◆ **REQUIREMENT**: Restate the entries below verbatim.

Data excerpts:
** start **

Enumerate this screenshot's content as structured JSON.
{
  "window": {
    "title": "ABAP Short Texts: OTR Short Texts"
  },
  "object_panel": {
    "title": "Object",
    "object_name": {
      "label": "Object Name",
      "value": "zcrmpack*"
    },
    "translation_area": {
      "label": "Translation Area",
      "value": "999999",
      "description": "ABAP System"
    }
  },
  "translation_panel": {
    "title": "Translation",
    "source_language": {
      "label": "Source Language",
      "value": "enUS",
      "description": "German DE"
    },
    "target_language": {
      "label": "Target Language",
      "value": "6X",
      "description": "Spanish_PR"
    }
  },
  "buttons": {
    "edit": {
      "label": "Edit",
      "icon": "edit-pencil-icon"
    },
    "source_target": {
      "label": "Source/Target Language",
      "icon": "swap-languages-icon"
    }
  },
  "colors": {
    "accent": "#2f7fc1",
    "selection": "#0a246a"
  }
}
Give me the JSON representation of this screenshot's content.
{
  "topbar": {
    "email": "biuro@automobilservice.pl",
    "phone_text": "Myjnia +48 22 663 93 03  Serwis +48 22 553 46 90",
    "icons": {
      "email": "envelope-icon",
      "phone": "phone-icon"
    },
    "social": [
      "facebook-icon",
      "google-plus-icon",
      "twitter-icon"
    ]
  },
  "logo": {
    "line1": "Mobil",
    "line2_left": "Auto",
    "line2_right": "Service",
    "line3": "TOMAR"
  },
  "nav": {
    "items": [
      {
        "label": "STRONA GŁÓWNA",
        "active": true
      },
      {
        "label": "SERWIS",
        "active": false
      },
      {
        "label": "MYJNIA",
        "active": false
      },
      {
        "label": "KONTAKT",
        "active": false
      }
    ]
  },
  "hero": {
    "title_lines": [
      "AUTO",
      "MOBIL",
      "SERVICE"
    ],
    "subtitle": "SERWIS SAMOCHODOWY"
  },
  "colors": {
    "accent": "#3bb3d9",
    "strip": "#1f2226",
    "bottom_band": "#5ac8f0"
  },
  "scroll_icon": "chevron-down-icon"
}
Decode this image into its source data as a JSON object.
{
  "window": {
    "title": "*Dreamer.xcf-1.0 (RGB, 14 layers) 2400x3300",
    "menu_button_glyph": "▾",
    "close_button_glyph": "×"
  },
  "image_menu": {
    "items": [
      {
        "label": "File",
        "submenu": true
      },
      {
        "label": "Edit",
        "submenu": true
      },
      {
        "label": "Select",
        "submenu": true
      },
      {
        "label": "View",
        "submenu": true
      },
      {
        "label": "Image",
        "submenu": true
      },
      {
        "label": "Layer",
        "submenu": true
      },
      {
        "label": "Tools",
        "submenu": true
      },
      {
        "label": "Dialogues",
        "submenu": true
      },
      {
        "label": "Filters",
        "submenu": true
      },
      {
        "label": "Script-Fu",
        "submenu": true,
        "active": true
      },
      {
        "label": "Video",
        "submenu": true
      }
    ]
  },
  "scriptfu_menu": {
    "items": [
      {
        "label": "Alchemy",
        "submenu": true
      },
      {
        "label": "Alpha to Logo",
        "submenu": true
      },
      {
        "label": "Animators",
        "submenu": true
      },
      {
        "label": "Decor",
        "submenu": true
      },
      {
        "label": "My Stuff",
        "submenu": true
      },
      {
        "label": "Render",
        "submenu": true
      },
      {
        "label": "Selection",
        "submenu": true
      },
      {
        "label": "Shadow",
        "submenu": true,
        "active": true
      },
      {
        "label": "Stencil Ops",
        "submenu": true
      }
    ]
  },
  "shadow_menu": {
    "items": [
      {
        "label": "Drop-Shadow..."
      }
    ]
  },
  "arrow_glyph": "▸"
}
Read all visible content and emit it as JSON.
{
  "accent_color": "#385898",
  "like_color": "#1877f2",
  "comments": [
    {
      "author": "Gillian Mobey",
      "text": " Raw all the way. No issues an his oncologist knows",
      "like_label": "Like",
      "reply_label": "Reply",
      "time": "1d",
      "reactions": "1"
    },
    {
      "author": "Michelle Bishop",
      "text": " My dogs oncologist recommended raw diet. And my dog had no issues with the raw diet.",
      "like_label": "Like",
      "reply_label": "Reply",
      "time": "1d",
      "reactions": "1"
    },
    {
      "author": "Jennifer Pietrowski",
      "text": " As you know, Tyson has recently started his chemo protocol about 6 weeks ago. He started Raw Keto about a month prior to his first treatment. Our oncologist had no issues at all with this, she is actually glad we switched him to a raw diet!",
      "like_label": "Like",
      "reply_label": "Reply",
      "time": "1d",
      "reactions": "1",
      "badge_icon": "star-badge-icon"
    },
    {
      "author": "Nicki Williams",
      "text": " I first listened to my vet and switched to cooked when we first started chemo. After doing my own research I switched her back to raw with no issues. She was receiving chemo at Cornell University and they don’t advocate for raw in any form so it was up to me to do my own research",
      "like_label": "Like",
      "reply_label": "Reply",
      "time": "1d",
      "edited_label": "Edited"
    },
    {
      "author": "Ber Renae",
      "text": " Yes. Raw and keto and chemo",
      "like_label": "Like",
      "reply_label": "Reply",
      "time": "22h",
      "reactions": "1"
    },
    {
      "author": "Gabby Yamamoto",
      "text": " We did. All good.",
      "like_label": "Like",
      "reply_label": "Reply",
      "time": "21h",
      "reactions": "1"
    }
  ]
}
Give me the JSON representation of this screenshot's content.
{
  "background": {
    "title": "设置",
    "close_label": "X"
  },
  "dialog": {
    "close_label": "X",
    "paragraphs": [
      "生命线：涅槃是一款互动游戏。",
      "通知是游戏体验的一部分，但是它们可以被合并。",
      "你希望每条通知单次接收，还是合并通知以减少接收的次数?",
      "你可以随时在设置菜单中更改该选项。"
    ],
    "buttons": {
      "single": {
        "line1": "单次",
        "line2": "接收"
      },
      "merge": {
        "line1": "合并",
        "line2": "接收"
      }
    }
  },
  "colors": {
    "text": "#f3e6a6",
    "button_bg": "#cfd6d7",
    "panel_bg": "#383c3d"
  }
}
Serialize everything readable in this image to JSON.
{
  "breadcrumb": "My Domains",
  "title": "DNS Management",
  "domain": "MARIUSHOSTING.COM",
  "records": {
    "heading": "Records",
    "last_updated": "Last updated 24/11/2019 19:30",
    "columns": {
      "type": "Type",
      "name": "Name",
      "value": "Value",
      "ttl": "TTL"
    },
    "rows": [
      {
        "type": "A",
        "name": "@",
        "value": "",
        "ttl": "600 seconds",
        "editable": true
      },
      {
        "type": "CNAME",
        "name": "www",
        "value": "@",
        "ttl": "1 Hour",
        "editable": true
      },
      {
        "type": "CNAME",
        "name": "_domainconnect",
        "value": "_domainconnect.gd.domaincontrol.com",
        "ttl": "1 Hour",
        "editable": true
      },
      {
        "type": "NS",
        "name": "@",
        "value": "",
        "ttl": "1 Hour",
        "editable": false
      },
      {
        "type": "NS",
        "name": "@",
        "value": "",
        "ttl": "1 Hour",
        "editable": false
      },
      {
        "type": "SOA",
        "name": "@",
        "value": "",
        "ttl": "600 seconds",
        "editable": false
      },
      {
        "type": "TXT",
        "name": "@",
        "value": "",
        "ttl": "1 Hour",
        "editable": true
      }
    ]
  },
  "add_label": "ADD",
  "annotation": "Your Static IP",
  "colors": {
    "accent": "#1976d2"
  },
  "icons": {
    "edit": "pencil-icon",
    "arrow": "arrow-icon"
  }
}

** end **

◆ **ANSWER IN FULL**:
Enumerate this screenshot's content as structured JSON.
{
  "window": {
    "title": "ABAP Short Texts: OTR Short Texts"
  },
  "object_panel": {
    "title": "Object",
    "object_name": {
      "label": "Object Name",
      "value": "zcrmpack*"
    },
    "translation_area": {
      "label": "Translation Area",
      "value": "999999",
      "description": "ABAP System"
    }
  },
  "translation_panel": {
    "title": "Translation",
    "source_language": {
      "label": "Source Language",
      "value": "enUS",
      "description": "German DE"
    },
    "target_language": {
      "label": "Target Language",
      "value": "6X",
      "description": "Spanish_PR"
    }
  },
  "buttons": {
    "edit": {
      "label": "Edit",
      "icon": "edit-pencil-icon"
    },
    "source_target": {
      "label": "Source/Target Language",
      "icon": "swap-languages-icon"
    }
  },
  "colors": {
    "accent": "#2f7fc1",
    "selection": "#0a246a"
  }
}
Give me the JSON representation of this screenshot's content.
{
  "topbar": {
    "email": "biuro@automobilservice.pl",
    "phone_text": "Myjnia +48 22 663 93 03  Serwis +48 22 553 46 90",
    "icons": {
      "email": "envelope-icon",
      "phone": "phone-icon"
    },
    "social": [
      "facebook-icon",
      "google-plus-icon",
      "twitter-icon"
    ]
  },
  "logo": {
    "line1": "Mobil",
    "line2_left": "Auto",
    "line2_right": "Service",
    "line3": "TOMAR"
  },
  "nav": {
    "items": [
      {
        "label": "STRONA GŁÓWNA",
        "active": true
      },
      {
        "label": "SERWIS",
        "active": false
      },
      {
        "label": "MYJNIA",
        "active": false
      },
      {
        "label": "KONTAKT",
        "active": false
      }
    ]
  },
  "hero": {
    "title_lines": [
      "AUTO",
      "MOBIL",
      "SERVICE"
    ],
    "subtitle": "SERWIS SAMOCHODOWY"
  },
  "colors": {
    "accent": "#3bb3d9",
    "strip": "#1f2226",
    "bottom_band": "#5ac8f0"
  },
  "scroll_icon": "chevron-down-icon"
}
Decode this image into its source data as a JSON object.
{
  "window": {
    "title": "*Dreamer.xcf-1.0 (RGB, 14 layers) 2400x3300",
    "menu_button_glyph": "▾",
    "close_button_glyph": "×"
  },
  "image_menu": {
    "items": [
      {
        "label": "File",
        "submenu": true
      },
      {
        "label": "Edit",
        "submenu": true
      },
      {
        "label": "Select",
        "submenu": true
      },
      {
        "label": "View",
        "submenu": true
      },
      {
        "label": "Image",
        "submenu": true
      },
      {
        "label": "Layer",
        "submenu": true
      },
      {
        "label": "Tools",
        "submenu": true
      },
      {
        "label": "Dialogues",
        "submenu": true
      },
      {
        "label": "Filters",
        "submenu": true
      },
      {
        "label": "Script-Fu",
        "submenu": true,
        "active": true
      },
      {
        "label": "Video",
        "submenu": true
      }
    ]
  },
  "scriptfu_menu": {
    "items": [
      {
        "label": "Alchemy",
        "submenu": true
      },
      {
        "label": "Alpha to Logo",
        "submenu": true
      },
      {
        "label": "Animators",
        "submenu": true
      },
      {
        "label": "Decor",
        "submenu": true
      },
      {
        "label": "My Stuff",
        "submenu": true
      },
      {
        "label": "Render",
        "submenu": true
      },
      {
        "label": "Selection",
        "submenu": true
      },
      {
        "label": "Shadow",
        "submenu": true,
        "active": true
      },
      {
        "label": "Stencil Ops",
        "submenu": true
      }
    ]
  },
  "shadow_menu": {
    "items": [
      {
        "label": "Drop-Shadow..."
      }
    ]
  },
  "arrow_glyph": "▸"
}
Read all visible content and emit it as JSON.
{
  "accent_color": "#385898",
  "like_color": "#1877f2",
  "comments": [
    {
      "author": "Gillian Mobey",
      "text": " Raw all the way. No issues an his oncologist knows",
      "like_label": "Like",
      "reply_label": "Reply",
      "time": "1d",
      "reactions": "1"
    },
    {
      "author": "Michelle Bishop",
      "text": " My dogs oncologist recommended raw diet. And my dog had no issues with the raw diet.",
      "like_label": "Like",
      "reply_label": "Reply",
      "time": "1d",
      "reactions": "1"
    },
    {
      "author": "Jennifer Pietrowski",
      "text": " As you know, Tyson has recently started his chemo protocol about 6 weeks ago. He started Raw Keto about a month prior to his first treatment. Our oncologist had no issues at all with this, she is actually glad we switched him to a raw diet!",
      "like_label": "Like",
      "reply_label": "Reply",
      "time": "1d",
      "reactions": "1",
      "badge_icon": "star-badge-icon"
    },
    {
      "author": "Nicki Williams",
      "text": " I first listened to my vet and switched to cooked when we first started chemo. After doing my own research I switched her back to raw with no issues. She was receiving chemo at Cornell University and they don’t advocate for raw in any form so it was up to me to do my own research",
      "like_label": "Like",
      "reply_label": "Reply",
      "time": "1d",
      "edited_label": "Edited"
    },
    {
      "author": "Ber Renae",
      "text": " Yes. Raw and keto and chemo",
      "like_label": "Like",
      "reply_label": "Reply",
      "time": "22h",
      "reactions": "1"
    },
    {
      "author": "Gabby Yamamoto",
      "text": " We did. All good.",
      "like_label": "Like",
      "reply_label": "Reply",
      "time": "21h",
      "reactions": "1"
    }
  ]
}
Give me the JSON representation of this screenshot's content.
{
  "background": {
    "title": "设置",
    "close_label": "X"
  },
  "dialog": {
    "close_label": "X",
    "paragraphs": [
      "生命线：涅槃是一款互动游戏。",
      "通知是游戏体验的一部分，但是它们可以被合并。",
      "你希望每条通知单次接收，还是合并通知以减少接收的次数?",
      "你可以随时在设置菜单中更改该选项。"
    ],
    "buttons": {
      "single": {
        "line1": "单次",
        "line2": "接收"
      },
      "merge": {
        "line1": "合并",
        "line2": "接收"
      }
    }
  },
  "colors": {
    "text": "#f3e6a6",
    "button_bg": "#cfd6d7",
    "panel_bg": "#383c3d"
  }
}
Serialize everything readable in this image to JSON.
{
  "breadcrumb": "My Domains",
  "title": "DNS Management",
  "domain": "MARIUSHOSTING.COM",
  "records": {
    "heading": "Records",
    "last_updated": "Last updated 24/11/2019 19:30",
    "columns": {
      "type": "Type",
      "name": "Name",
      "value": "Value",
      "ttl": "TTL"
    },
    "rows": [
      {
        "type": "A",
        "name": "@",
        "value": "",
        "ttl": "600 seconds",
        "editable": true
      },
      {
        "type": "CNAME",
        "name": "www",
        "value": "@",
        "ttl": "1 Hour",
        "editable": true
      },
      {
        "type": "CNAME",
        "name": "_domainconnect",
        "value": "_domainconnect.gd.domaincontrol.com",
        "ttl": "1 Hour",
        "editable": true
      },
      {
        "type": "NS",
        "name": "@",
        "value": "",
        "ttl": "1 Hour",
        "editable": false
      },
      {
        "type": "NS",
        "name": "@",
        "value": "",
        "ttl": "1 Hour",
        "editable": false
      },
      {
        "type": "SOA",
        "name": "@",
        "value": "",
        "ttl": "600 seconds",
        "editable": false
      },
      {
        "type": "TXT",
        "name": "@",
        "value": "",
        "ttl": "1 Hour",
        "editable": true
      }
    ]
  },
  "add_label": "ADD",
  "annotation": "Your Static IP",
  "colors": {
    "accent": "#1976d2"
  },
  "icons": {
    "edit": "pencil-icon",
    "arrow": "arrow-icon"
  }
}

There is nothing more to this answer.